* **Listed records**:
....

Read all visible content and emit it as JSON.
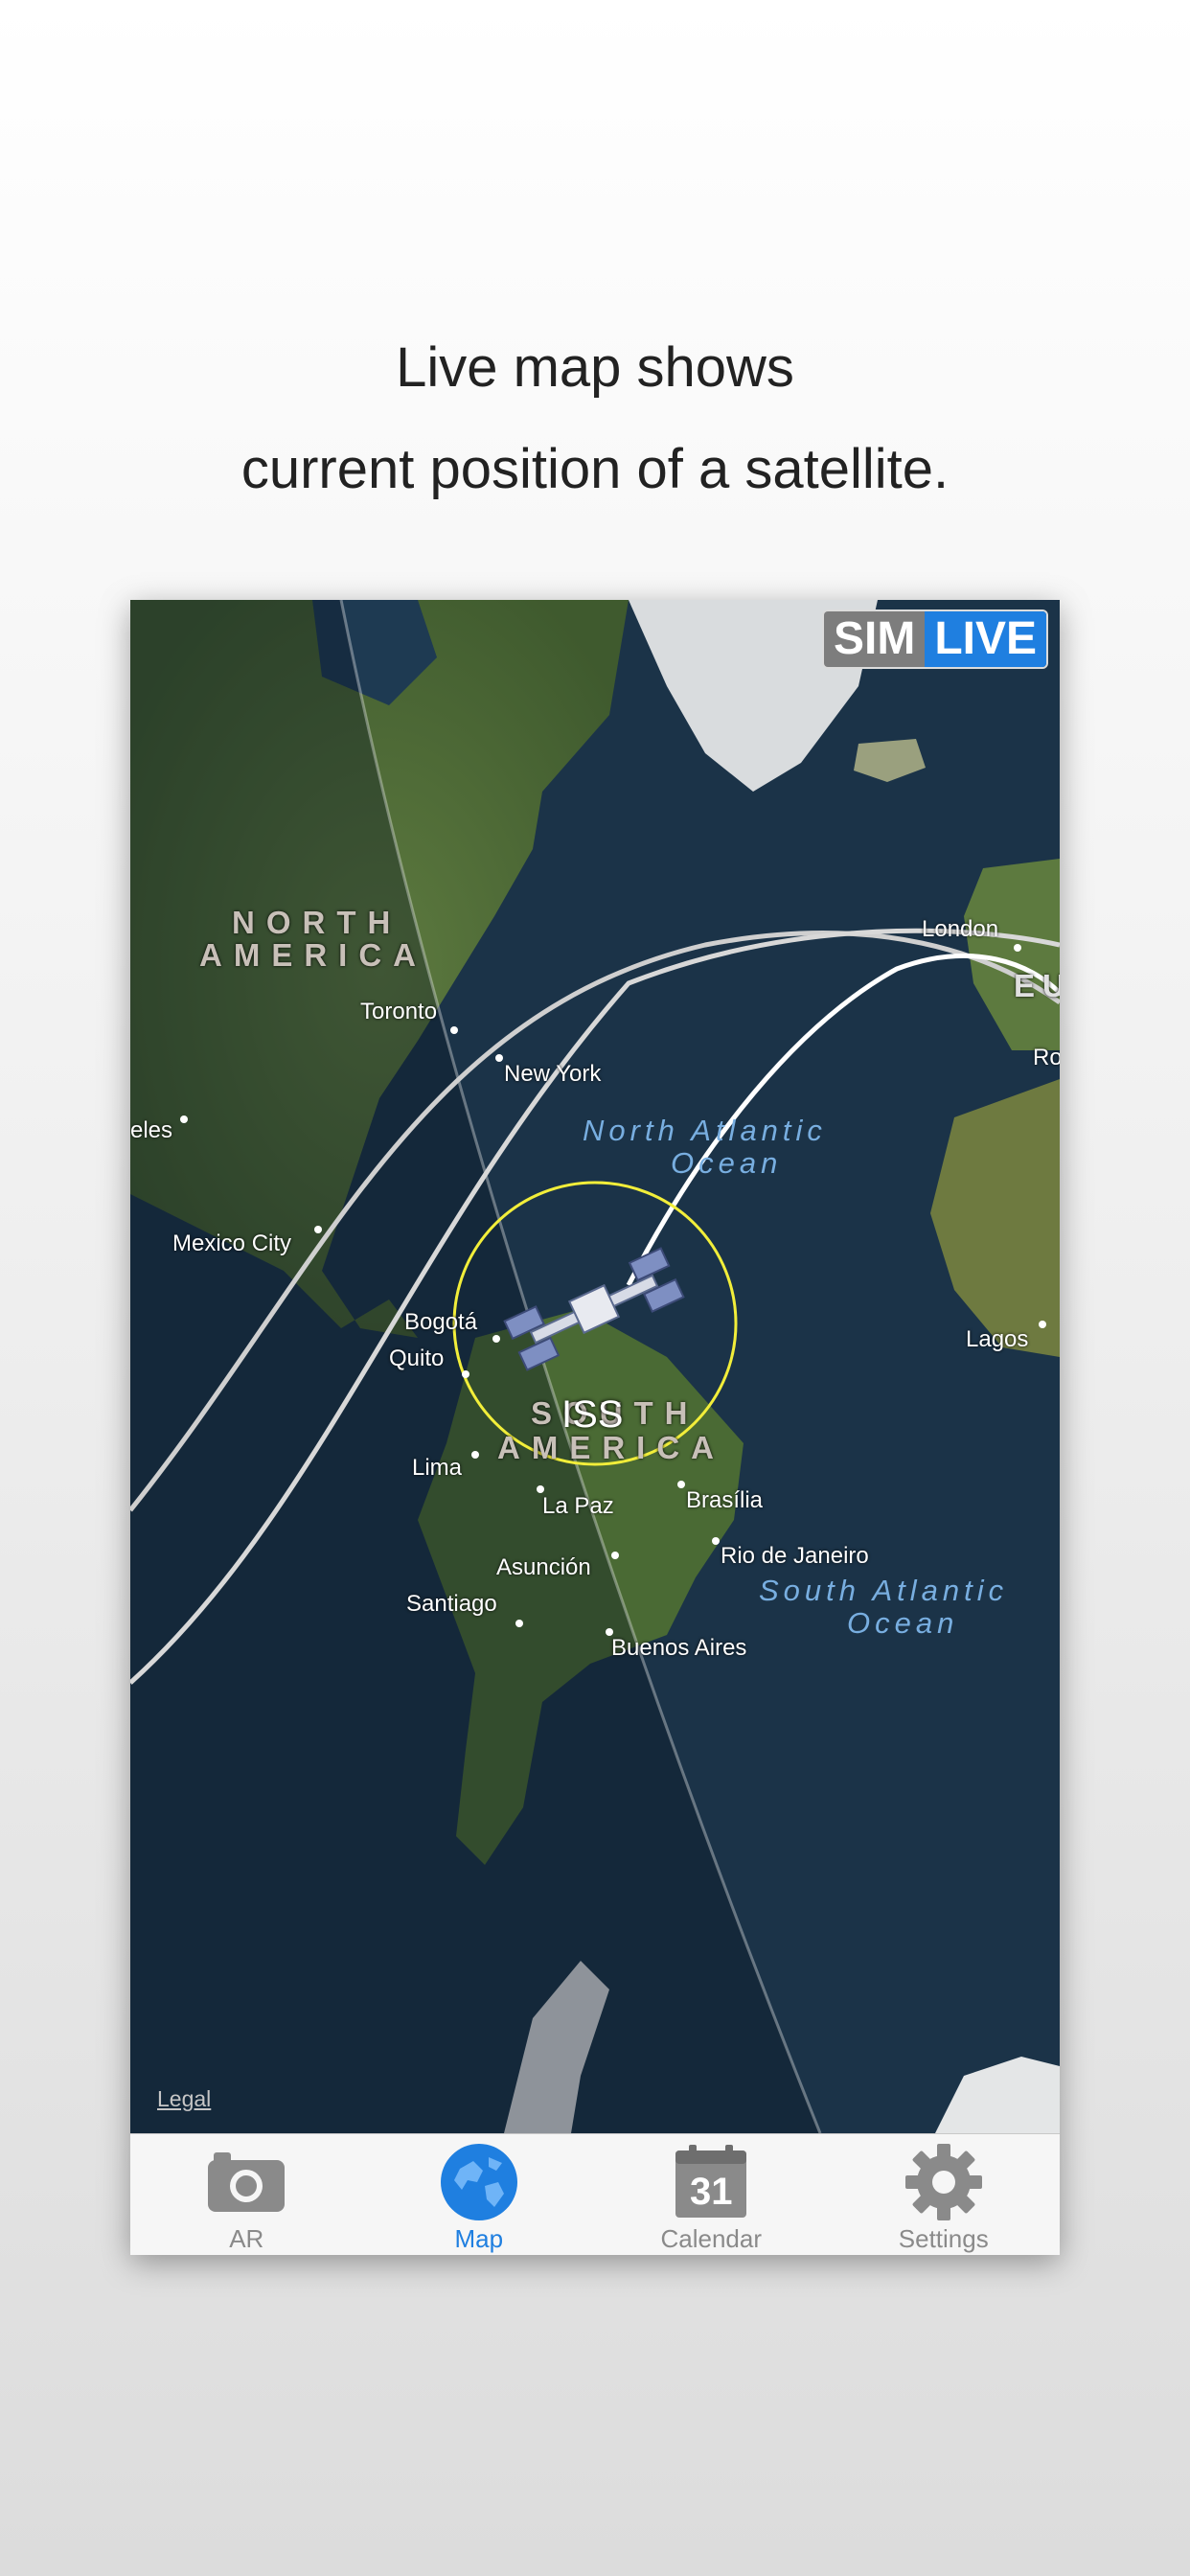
{
  "headline": {
    "line1": "Live map shows",
    "line2": "current position of a satellite."
  },
  "map": {
    "mode_toggle": {
      "sim": "SIM",
      "live": "LIVE",
      "selected": "LIVE"
    },
    "continents": {
      "north_america": [
        "NORTH",
        "AMERICA"
      ],
      "south_america": [
        "SOUTH",
        "AMERICA"
      ],
      "europe_fragment": "EU"
    },
    "oceans": {
      "north_atlantic": [
        "North Atlantic",
        "Ocean"
      ],
      "south_atlantic": [
        "South Atlantic",
        "Ocean"
      ]
    },
    "cities": {
      "london": "London",
      "toronto": "Toronto",
      "new_york": "New York",
      "los_angeles_fragment": "eles",
      "mexico_city": "Mexico City",
      "bogota": "Bogotá",
      "quito": "Quito",
      "lima": "Lima",
      "la_paz": "La Paz",
      "asuncion": "Asunción",
      "santiago": "Santiago",
      "buenos_aires": "Buenos Aires",
      "brasilia": "Brasília",
      "rio": "Rio de Janeiro",
      "lagos": "Lagos",
      "rome_fragment": "Ro"
    },
    "satellite_label": "ISS",
    "legal": "Legal",
    "colors": {
      "ocean": "#1b3348",
      "track": "#ffffff",
      "footprint": "#f2ee3a",
      "accent": "#1f7fe0"
    }
  },
  "tabbar": {
    "items": [
      {
        "label": "AR",
        "icon": "camera-icon",
        "active": false
      },
      {
        "label": "Map",
        "icon": "globe-icon",
        "active": true
      },
      {
        "label": "Calendar",
        "icon": "calendar-icon",
        "active": false,
        "icon_text": "31"
      },
      {
        "label": "Settings",
        "icon": "gear-icon",
        "active": false
      }
    ]
  }
}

....

* **Set task**: Quote every record above exactly, omitting any pictures they contain.

* **Completed task**:
Read all visible content and emit it as JSON.
{
  "headline": {
    "line1": "Live map shows",
    "line2": "current position of a satellite."
  },
  "map": {
    "mode_toggle": {
      "sim": "SIM",
      "live": "LIVE",
      "selected": "LIVE"
    },
    "continents": {
      "north_america": [
        "NORTH",
        "AMERICA"
      ],
      "south_america": [
        "SOUTH",
        "AMERICA"
      ],
      "europe_fragment": "EU"
    },
    "oceans": {
      "north_atlantic": [
        "North Atlantic",
        "Ocean"
      ],
      "south_atlantic": [
        "South Atlantic",
        "Ocean"
      ]
    },
    "cities": {
      "london": "London",
      "toronto": "Toronto",
      "new_york": "New York",
      "los_angeles_fragment": "eles",
      "mexico_city": "Mexico City",
      "bogota": "Bogotá",
      "quito": "Quito",
      "lima": "Lima",
      "la_paz": "La Paz",
      "asuncion": "Asunción",
      "santiago": "Santiago",
      "buenos_aires": "Buenos Aires",
      "brasilia": "Brasília",
      "rio": "Rio de Janeiro",
      "lagos": "Lagos",
      "rome_fragment": "Ro"
    },
    "satellite_label": "ISS",
    "legal": "Legal",
    "colors": {
      "ocean": "#1b3348",
      "track": "#ffffff",
      "footprint": "#f2ee3a",
      "accent": "#1f7fe0"
    }
  },
  "tabbar": {
    "items": [
      {
        "label": "AR",
        "icon": "camera-icon",
        "active": false
      },
      {
        "label": "Map",
        "icon": "globe-icon",
        "active": true
      },
      {
        "label": "Calendar",
        "icon": "calendar-icon",
        "active": false,
        "icon_text": "31"
      },
      {
        "label": "Settings",
        "icon": "gear-icon",
        "active": false
      }
    ]
  }
}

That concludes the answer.